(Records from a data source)
>>>>

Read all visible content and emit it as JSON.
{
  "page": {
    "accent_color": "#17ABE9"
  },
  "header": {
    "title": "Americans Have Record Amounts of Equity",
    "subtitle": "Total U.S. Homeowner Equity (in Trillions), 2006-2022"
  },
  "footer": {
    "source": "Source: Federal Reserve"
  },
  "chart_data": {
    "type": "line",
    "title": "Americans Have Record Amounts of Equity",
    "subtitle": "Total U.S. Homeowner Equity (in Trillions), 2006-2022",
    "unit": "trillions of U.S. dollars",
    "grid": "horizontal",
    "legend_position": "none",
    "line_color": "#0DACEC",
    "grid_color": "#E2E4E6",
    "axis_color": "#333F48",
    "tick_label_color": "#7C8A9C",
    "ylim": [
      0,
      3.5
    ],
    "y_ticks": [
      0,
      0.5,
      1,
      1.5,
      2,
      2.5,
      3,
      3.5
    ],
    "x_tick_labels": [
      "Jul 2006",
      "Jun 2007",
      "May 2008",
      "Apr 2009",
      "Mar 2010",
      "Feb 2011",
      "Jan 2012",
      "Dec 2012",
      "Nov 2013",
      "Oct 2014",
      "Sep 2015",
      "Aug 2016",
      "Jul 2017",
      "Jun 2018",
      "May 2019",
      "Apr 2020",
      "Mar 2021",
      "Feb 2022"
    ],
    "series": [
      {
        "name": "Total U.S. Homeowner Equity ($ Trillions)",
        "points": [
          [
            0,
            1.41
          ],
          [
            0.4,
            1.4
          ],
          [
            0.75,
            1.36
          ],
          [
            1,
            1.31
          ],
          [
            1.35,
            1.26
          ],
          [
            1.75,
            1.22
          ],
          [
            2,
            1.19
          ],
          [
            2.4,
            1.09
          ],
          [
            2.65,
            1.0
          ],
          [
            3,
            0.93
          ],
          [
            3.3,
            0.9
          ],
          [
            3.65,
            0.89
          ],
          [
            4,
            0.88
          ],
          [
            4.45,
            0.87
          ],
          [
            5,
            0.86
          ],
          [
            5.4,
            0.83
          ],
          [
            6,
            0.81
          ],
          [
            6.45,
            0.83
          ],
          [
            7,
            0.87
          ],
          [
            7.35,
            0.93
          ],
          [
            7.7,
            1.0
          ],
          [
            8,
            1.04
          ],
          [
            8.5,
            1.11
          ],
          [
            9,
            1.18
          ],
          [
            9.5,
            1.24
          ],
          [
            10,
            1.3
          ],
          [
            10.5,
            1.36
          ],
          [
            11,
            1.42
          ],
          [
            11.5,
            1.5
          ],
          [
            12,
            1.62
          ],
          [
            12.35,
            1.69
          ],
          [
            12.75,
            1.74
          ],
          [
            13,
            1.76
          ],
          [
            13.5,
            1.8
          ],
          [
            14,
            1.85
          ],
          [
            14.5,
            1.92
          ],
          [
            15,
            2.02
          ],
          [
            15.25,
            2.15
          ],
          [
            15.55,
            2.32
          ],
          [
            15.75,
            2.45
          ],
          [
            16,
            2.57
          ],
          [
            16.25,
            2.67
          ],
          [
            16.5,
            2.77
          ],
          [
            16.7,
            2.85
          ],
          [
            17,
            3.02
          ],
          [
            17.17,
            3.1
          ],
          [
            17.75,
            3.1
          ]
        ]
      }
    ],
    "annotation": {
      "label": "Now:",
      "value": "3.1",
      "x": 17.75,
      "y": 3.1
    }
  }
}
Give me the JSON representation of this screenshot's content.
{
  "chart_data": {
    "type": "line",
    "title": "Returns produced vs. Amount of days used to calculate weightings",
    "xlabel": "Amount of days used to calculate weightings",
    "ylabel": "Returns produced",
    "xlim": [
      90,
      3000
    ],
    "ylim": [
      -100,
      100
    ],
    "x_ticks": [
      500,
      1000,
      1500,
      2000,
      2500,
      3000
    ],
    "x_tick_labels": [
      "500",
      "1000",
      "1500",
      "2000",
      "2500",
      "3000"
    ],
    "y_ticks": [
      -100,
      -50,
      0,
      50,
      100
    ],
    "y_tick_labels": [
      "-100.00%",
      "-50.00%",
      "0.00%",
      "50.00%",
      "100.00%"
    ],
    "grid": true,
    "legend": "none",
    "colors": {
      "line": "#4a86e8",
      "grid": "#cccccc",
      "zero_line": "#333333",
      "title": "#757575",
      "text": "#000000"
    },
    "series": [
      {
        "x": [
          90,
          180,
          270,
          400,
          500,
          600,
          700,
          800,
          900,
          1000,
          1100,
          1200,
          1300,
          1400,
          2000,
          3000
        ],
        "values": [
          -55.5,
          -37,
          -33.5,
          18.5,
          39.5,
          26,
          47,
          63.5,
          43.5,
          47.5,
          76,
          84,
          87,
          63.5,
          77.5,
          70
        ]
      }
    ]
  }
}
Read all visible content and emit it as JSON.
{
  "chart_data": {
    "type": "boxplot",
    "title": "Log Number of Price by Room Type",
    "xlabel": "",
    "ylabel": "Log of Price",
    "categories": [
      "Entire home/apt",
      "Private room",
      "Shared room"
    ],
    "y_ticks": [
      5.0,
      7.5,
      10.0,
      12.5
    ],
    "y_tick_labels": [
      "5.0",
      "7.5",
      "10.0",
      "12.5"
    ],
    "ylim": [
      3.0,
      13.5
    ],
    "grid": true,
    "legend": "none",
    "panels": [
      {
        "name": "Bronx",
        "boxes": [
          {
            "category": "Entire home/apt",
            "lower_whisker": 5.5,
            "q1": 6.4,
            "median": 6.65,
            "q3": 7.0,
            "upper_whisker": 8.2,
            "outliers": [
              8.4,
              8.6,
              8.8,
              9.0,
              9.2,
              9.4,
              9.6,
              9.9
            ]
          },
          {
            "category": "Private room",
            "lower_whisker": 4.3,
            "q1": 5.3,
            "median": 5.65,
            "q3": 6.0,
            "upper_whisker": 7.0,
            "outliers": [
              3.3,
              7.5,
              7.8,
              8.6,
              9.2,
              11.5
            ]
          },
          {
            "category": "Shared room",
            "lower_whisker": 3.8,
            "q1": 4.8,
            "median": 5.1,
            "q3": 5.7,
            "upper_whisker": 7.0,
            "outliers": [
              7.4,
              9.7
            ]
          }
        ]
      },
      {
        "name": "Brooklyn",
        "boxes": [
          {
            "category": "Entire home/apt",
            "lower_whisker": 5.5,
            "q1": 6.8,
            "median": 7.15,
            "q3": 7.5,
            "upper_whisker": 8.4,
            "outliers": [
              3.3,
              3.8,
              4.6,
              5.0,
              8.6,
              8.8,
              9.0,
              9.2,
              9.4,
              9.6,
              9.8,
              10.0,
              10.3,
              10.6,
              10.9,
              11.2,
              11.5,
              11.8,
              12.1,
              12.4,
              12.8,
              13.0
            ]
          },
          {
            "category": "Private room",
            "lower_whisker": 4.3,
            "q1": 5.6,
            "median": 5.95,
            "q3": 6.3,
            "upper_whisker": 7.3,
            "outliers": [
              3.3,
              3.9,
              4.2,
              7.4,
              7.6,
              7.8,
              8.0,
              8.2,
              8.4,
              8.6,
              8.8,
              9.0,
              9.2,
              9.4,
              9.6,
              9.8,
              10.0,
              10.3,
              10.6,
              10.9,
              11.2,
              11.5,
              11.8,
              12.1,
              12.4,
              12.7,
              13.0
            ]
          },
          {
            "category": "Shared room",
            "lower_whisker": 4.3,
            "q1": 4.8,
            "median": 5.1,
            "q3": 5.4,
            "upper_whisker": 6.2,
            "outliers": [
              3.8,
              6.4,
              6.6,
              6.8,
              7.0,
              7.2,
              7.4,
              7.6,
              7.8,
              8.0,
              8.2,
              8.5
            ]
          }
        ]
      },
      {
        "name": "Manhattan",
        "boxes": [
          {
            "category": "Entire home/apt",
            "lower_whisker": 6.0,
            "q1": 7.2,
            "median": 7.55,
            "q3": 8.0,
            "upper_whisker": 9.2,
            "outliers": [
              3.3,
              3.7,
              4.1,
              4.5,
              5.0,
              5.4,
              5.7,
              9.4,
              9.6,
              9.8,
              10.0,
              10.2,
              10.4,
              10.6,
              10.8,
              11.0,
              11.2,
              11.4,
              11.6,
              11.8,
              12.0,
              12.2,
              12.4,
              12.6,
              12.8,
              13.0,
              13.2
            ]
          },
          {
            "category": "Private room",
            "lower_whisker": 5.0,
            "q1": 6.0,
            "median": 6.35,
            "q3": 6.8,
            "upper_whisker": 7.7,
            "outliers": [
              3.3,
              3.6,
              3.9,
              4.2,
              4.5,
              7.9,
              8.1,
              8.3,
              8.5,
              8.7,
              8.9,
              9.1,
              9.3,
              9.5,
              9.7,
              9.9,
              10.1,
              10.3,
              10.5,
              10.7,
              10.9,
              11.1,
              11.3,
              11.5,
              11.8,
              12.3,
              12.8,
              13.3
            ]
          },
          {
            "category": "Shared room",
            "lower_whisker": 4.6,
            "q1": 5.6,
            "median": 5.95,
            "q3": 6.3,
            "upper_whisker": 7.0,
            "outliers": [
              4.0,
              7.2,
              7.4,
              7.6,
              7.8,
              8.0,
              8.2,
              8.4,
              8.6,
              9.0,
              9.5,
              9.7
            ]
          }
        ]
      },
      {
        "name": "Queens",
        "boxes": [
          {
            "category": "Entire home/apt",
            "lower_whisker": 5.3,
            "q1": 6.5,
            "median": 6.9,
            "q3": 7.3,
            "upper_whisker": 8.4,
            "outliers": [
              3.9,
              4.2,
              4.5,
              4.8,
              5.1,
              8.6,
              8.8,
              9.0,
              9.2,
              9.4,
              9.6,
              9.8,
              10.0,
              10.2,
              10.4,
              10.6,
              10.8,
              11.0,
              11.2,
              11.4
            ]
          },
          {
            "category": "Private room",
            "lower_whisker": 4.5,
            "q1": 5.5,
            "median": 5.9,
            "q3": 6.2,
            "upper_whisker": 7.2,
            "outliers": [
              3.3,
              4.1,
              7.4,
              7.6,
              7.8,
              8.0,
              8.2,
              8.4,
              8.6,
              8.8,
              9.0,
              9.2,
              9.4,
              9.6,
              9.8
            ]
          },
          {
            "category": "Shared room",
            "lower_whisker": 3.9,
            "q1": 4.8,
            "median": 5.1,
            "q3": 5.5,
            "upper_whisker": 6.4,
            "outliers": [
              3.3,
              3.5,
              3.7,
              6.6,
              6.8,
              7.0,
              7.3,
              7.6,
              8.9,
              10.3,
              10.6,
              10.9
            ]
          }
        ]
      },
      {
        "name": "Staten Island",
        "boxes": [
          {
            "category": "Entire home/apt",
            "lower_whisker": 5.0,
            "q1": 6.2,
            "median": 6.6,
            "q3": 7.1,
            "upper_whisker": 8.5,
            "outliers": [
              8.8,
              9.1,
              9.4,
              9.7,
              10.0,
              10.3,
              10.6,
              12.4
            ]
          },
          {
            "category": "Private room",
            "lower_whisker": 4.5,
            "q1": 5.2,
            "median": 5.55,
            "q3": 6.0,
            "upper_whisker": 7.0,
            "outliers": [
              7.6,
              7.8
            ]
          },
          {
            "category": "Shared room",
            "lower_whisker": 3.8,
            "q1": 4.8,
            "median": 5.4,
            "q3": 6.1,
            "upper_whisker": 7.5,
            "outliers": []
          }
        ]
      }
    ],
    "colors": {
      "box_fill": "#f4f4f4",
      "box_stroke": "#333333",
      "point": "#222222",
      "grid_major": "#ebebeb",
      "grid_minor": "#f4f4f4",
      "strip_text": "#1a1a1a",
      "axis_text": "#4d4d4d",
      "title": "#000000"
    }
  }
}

<<<<

## What is being asked
Identify each line containing the string "Returns" and copy it out.

## Solved problem
    "title": "Returns produced vs. Amount of days used to calculate weightings",
    "ylabel": "Returns produced",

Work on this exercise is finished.